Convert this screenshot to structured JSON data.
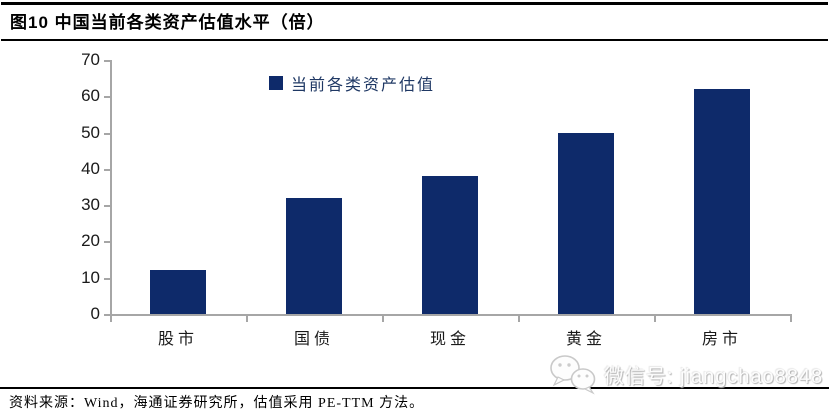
{
  "header": {
    "title": "图10 中国当前各类资产估值水平（倍）"
  },
  "chart_data": {
    "type": "bar",
    "title": "图10 中国当前各类资产估值水平（倍）",
    "categories": [
      "股市",
      "国债",
      "现金",
      "黄金",
      "房市"
    ],
    "values": [
      12,
      32,
      38,
      50,
      62
    ],
    "series": [
      {
        "name": "当前各类资产估值",
        "values": [
          12,
          32,
          38,
          50,
          62
        ]
      }
    ],
    "unit": "倍",
    "xlabel": "",
    "ylabel": "",
    "ylim": [
      0,
      70
    ],
    "yticks": [
      0,
      10,
      20,
      30,
      40,
      50,
      60,
      70
    ],
    "grid": false,
    "legend_position": "top-center",
    "bar_color": "#0e2a6a",
    "axis_color": "#a6a6a6"
  },
  "legend": {
    "label": "当前各类资产估值"
  },
  "footer": {
    "source": "资料来源：Wind，海通证券研究所，估值采用 PE-TTM 方法。"
  },
  "watermark": {
    "icon": "wechat-icon",
    "text": "微信号: jiangchao8848"
  }
}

━━━━━━━━━━━━━━━━━━━━

* What to do
Reproduce the data verbatim. Do not carry any picture into the copy.

* Exercise answer
Convert this screenshot to structured JSON data.
{
  "header": {
    "title": "图10 中国当前各类资产估值水平（倍）"
  },
  "chart_data": {
    "type": "bar",
    "title": "图10 中国当前各类资产估值水平（倍）",
    "categories": [
      "股市",
      "国债",
      "现金",
      "黄金",
      "房市"
    ],
    "values": [
      12,
      32,
      38,
      50,
      62
    ],
    "series": [
      {
        "name": "当前各类资产估值",
        "values": [
          12,
          32,
          38,
          50,
          62
        ]
      }
    ],
    "unit": "倍",
    "xlabel": "",
    "ylabel": "",
    "ylim": [
      0,
      70
    ],
    "yticks": [
      0,
      10,
      20,
      30,
      40,
      50,
      60,
      70
    ],
    "grid": false,
    "legend_position": "top-center",
    "bar_color": "#0e2a6a",
    "axis_color": "#a6a6a6"
  },
  "legend": {
    "label": "当前各类资产估值"
  },
  "footer": {
    "source": "资料来源：Wind，海通证券研究所，估值采用 PE-TTM 方法。"
  },
  "watermark": {
    "icon": "wechat-icon",
    "text": "微信号: jiangchao8848"
  }
}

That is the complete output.